------ Dataset entries ------

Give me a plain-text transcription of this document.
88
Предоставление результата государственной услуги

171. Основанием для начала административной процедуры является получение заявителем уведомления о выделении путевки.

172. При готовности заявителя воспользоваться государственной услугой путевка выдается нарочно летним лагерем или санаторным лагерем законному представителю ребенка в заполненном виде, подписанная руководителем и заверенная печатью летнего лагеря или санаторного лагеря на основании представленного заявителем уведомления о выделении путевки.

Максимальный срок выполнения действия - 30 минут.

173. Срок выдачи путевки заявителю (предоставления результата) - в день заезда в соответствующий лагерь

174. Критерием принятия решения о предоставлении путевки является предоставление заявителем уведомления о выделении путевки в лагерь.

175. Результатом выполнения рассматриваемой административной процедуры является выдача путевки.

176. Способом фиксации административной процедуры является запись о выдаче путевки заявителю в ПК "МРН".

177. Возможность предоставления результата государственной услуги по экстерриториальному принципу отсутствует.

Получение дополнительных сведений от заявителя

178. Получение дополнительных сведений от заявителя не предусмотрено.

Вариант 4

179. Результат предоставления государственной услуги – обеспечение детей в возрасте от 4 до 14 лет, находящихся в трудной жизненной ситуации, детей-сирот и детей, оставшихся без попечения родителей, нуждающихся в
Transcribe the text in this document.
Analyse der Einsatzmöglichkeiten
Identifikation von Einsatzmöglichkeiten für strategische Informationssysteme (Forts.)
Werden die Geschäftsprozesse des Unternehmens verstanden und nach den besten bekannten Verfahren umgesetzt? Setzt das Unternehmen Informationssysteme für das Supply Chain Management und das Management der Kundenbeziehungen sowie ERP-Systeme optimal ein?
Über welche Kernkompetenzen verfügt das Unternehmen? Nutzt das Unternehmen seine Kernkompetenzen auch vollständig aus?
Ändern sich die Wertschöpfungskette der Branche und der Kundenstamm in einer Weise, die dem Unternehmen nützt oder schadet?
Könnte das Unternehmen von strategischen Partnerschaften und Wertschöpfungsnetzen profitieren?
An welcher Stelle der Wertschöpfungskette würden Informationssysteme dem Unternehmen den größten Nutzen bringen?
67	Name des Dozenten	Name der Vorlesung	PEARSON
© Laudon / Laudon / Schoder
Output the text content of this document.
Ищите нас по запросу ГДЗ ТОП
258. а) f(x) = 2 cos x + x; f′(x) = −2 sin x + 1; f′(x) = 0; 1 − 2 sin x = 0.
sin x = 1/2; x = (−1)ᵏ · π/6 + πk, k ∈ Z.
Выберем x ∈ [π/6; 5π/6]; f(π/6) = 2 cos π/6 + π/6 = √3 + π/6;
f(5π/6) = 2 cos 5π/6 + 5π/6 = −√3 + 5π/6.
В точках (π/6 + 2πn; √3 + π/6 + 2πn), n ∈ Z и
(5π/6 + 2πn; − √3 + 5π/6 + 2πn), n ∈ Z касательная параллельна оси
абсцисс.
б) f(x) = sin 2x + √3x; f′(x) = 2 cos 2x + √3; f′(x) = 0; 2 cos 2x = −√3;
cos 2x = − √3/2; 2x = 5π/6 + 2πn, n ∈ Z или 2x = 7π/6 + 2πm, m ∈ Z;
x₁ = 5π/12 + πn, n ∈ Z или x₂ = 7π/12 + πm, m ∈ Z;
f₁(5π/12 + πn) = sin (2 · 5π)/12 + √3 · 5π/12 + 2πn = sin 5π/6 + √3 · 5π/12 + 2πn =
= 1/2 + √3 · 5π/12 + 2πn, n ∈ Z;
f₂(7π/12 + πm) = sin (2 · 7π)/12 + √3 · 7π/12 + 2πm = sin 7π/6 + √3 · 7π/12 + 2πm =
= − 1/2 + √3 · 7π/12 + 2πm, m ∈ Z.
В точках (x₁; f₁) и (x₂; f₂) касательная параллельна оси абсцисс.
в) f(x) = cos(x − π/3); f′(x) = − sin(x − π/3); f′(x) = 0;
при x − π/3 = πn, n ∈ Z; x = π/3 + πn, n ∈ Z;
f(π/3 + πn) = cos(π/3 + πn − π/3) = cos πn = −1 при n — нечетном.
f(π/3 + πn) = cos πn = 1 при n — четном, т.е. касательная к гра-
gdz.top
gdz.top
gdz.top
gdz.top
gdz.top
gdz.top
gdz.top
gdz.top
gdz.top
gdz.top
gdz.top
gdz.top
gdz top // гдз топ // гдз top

------

* **Your task**
Exactly reproduce every record.

* **Written solution**
Give me a plain-text transcription of this document.
88
Предоставление результата государственной услуги

171. Основанием для начала административной процедуры является получение заявителем уведомления о выделении путевки.

172. При готовности заявителя воспользоваться государственной услугой путевка выдается нарочно летним лагерем или санаторным лагерем законному представителю ребенка в заполненном виде, подписанная руководителем и заверенная печатью летнего лагеря или санаторного лагеря на основании представленного заявителем уведомления о выделении путевки.

Максимальный срок выполнения действия - 30 минут.

173. Срок выдачи путевки заявителю (предоставления результата) - в день заезда в соответствующий лагерь

174. Критерием принятия решения о предоставлении путевки является предоставление заявителем уведомления о выделении путевки в лагерь.

175. Результатом выполнения рассматриваемой административной процедуры является выдача путевки.

176. Способом фиксации административной процедуры является запись о выдаче путевки заявителю в ПК "МРН".

177. Возможность предоставления результата государственной услуги по экстерриториальному принципу отсутствует.

Получение дополнительных сведений от заявителя

178. Получение дополнительных сведений от заявителя не предусмотрено.

Вариант 4

179. Результат предоставления государственной услуги – обеспечение детей в возрасте от 4 до 14 лет, находящихся в трудной жизненной ситуации, детей-сирот и детей, оставшихся без попечения родителей, нуждающихся в
Transcribe the text in this document.
Analyse der Einsatzmöglichkeiten
Identifikation von Einsatzmöglichkeiten für strategische Informationssysteme (Forts.)
Werden die Geschäftsprozesse des Unternehmens verstanden und nach den besten bekannten Verfahren umgesetzt? Setzt das Unternehmen Informationssysteme für das Supply Chain Management und das Management der Kundenbeziehungen sowie ERP-Systeme optimal ein?
Über welche Kernkompetenzen verfügt das Unternehmen? Nutzt das Unternehmen seine Kernkompetenzen auch vollständig aus?
Ändern sich die Wertschöpfungskette der Branche und der Kundenstamm in einer Weise, die dem Unternehmen nützt oder schadet?
Könnte das Unternehmen von strategischen Partnerschaften und Wertschöpfungsnetzen profitieren?
An welcher Stelle der Wertschöpfungskette würden Informationssysteme dem Unternehmen den größten Nutzen bringen?
67	Name des Dozenten	Name der Vorlesung	PEARSON
© Laudon / Laudon / Schoder
Output the text content of this document.
Ищите нас по запросу ГДЗ ТОП
258. а) f(x) = 2 cos x + x; f′(x) = −2 sin x + 1; f′(x) = 0; 1 − 2 sin x = 0.
sin x = 1/2; x = (−1)ᵏ · π/6 + πk, k ∈ Z.
Выберем x ∈ [π/6; 5π/6]; f(π/6) = 2 cos π/6 + π/6 = √3 + π/6;
f(5π/6) = 2 cos 5π/6 + 5π/6 = −√3 + 5π/6.
В точках (π/6 + 2πn; √3 + π/6 + 2πn), n ∈ Z и
(5π/6 + 2πn; − √3 + 5π/6 + 2πn), n ∈ Z касательная параллельна оси
абсцисс.
б) f(x) = sin 2x + √3x; f′(x) = 2 cos 2x + √3; f′(x) = 0; 2 cos 2x = −√3;
cos 2x = − √3/2; 2x = 5π/6 + 2πn, n ∈ Z или 2x = 7π/6 + 2πm, m ∈ Z;
x₁ = 5π/12 + πn, n ∈ Z или x₂ = 7π/12 + πm, m ∈ Z;
f₁(5π/12 + πn) = sin (2 · 5π)/12 + √3 · 5π/12 + 2πn = sin 5π/6 + √3 · 5π/12 + 2πn =
= 1/2 + √3 · 5π/12 + 2πn, n ∈ Z;
f₂(7π/12 + πm) = sin (2 · 7π)/12 + √3 · 7π/12 + 2πm = sin 7π/6 + √3 · 7π/12 + 2πm =
= − 1/2 + √3 · 7π/12 + 2πm, m ∈ Z.
В точках (x₁; f₁) и (x₂; f₂) касательная параллельна оси абсцисс.
в) f(x) = cos(x − π/3); f′(x) = − sin(x − π/3); f′(x) = 0;
при x − π/3 = πn, n ∈ Z; x = π/3 + πn, n ∈ Z;
f(π/3 + πn) = cos(π/3 + πn − π/3) = cos πn = −1 при n — нечетном.
f(π/3 + πn) = cos πn = 1 при n — четном, т.е. касательная к гра-
gdz.top
gdz.top
gdz.top
gdz.top
gdz.top
gdz.top
gdz.top
gdz.top
gdz.top
gdz.top
gdz.top
gdz.top
gdz top // гдз топ // гдз top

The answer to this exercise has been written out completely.